───── DATA SECTION

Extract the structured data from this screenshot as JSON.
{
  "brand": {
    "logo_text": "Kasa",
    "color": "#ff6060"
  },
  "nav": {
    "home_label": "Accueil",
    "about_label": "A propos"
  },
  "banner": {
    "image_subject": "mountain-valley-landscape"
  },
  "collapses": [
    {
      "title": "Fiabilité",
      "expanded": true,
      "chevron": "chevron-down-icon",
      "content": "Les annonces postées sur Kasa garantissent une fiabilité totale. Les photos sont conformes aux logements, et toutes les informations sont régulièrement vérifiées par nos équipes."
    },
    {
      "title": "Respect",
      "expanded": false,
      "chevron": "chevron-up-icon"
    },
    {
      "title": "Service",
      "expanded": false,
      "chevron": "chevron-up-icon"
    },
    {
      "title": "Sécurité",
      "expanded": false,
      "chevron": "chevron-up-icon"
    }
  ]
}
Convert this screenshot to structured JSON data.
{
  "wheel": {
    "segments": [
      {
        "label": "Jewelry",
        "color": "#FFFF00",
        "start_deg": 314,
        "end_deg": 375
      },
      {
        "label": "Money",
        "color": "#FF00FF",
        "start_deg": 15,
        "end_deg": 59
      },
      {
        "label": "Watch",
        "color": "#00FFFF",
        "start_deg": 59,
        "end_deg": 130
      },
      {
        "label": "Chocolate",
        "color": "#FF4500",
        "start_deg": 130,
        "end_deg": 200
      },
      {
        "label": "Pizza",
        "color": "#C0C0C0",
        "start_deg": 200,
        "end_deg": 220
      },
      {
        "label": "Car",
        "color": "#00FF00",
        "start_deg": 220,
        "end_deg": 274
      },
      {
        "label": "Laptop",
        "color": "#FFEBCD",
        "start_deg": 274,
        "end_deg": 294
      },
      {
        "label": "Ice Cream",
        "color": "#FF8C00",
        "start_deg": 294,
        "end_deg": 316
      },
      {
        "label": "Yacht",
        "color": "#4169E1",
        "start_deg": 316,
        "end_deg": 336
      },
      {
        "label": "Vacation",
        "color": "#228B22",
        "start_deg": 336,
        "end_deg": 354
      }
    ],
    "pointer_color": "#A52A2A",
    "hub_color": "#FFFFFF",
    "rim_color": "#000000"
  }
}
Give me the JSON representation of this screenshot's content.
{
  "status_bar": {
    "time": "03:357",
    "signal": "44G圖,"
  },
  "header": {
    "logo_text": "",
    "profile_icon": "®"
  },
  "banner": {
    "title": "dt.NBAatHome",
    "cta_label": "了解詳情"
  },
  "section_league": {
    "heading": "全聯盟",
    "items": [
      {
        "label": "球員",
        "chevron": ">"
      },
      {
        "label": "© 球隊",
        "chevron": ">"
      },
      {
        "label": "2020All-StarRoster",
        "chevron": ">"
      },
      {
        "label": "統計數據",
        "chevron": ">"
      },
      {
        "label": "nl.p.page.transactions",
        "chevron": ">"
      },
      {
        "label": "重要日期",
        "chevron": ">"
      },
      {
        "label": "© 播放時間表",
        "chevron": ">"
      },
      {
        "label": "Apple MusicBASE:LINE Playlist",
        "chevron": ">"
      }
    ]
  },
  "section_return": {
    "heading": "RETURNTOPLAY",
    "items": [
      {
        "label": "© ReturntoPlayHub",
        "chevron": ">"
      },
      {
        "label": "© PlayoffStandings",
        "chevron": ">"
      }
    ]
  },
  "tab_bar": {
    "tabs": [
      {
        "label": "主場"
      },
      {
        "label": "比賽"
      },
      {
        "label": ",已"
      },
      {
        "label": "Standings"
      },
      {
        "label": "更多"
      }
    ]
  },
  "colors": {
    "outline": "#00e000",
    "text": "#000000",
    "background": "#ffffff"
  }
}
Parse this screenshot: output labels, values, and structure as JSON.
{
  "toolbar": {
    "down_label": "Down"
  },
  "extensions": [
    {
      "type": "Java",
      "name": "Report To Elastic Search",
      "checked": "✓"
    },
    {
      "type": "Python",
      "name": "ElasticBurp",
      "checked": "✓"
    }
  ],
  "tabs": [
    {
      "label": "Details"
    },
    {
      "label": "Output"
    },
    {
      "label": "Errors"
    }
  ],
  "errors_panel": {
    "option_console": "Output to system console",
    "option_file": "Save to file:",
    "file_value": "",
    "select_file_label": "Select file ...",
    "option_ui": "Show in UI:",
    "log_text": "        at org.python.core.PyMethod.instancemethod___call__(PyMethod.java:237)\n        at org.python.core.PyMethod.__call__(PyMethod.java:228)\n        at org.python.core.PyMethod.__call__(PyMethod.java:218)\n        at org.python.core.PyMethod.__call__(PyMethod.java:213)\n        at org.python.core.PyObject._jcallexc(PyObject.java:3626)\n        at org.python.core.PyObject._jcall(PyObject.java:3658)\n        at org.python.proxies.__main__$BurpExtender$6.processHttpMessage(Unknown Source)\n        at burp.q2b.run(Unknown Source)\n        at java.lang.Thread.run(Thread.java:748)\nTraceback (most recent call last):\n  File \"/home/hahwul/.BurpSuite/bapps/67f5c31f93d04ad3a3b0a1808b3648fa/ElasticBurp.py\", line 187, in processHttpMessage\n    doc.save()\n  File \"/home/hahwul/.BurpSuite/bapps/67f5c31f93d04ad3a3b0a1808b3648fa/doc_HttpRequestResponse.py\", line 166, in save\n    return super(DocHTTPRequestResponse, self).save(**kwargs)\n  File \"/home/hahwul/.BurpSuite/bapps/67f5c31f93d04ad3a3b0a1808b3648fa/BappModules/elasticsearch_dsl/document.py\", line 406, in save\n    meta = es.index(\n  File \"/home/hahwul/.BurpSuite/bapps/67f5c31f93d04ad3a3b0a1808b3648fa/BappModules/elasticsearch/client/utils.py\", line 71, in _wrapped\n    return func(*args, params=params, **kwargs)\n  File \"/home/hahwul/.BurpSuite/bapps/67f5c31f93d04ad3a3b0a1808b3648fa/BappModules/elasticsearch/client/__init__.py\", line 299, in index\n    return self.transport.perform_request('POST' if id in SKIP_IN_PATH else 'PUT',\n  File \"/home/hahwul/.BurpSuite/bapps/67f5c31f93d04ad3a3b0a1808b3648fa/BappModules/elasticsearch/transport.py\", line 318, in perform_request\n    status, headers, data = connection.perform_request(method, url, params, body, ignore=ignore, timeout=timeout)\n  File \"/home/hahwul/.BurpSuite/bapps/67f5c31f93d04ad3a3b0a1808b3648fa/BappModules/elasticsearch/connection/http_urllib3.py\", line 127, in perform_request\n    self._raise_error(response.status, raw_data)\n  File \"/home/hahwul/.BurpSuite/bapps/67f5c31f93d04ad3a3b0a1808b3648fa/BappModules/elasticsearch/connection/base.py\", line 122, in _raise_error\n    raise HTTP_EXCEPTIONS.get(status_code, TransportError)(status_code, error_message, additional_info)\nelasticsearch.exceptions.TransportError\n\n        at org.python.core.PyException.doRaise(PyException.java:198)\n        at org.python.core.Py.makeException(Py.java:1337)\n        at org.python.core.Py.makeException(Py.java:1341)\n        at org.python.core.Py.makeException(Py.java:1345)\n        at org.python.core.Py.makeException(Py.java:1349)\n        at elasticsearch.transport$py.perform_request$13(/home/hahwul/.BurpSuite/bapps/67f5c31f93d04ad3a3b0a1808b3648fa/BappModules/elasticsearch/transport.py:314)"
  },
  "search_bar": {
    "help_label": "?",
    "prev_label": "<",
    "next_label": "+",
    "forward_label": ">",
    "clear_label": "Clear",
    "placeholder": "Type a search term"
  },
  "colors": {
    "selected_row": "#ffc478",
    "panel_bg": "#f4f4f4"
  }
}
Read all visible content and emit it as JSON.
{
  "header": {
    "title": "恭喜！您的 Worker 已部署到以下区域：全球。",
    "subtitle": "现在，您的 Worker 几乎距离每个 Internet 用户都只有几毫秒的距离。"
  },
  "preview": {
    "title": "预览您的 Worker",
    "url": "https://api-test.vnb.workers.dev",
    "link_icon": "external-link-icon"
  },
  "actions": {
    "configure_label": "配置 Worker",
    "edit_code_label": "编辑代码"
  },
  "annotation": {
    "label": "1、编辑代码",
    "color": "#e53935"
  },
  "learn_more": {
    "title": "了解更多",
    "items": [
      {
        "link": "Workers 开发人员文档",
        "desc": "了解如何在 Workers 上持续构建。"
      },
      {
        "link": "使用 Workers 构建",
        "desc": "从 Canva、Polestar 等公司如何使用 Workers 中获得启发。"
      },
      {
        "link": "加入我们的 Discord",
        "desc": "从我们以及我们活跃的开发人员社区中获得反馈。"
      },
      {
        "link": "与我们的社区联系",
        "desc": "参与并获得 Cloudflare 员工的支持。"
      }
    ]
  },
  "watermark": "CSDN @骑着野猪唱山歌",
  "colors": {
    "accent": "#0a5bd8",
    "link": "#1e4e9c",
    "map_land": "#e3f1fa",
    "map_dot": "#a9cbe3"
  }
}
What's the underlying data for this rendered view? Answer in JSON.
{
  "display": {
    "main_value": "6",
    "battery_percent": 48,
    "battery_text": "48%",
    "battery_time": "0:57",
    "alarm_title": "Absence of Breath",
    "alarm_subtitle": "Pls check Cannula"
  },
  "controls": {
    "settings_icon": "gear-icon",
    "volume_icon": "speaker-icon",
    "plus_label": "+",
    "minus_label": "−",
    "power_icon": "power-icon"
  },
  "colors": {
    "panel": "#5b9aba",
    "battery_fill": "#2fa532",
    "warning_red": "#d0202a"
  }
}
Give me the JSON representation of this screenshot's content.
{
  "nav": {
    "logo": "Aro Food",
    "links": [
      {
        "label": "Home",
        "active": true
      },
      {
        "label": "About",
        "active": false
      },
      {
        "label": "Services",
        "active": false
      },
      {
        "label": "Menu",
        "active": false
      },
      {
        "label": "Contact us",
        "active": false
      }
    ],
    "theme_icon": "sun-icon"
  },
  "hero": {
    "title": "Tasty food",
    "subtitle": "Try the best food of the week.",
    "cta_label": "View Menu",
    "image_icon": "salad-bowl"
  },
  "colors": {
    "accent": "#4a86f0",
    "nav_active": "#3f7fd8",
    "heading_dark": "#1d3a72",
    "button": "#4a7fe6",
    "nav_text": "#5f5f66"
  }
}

──────────

(TASK GOAL): For each line of the listing that holds the word "desc", show that line.

(RESPONSE TO THIS EXERCISE):
        "desc": "了解如何在 Workers 上持续构建。"
        "desc": "从 Canva、Polestar 等公司如何使用 Workers 中获得启发。"
        "desc": "从我们以及我们活跃的开发人员社区中获得反馈。"
        "desc": "参与并获得 Cloudflare 员工的支持。"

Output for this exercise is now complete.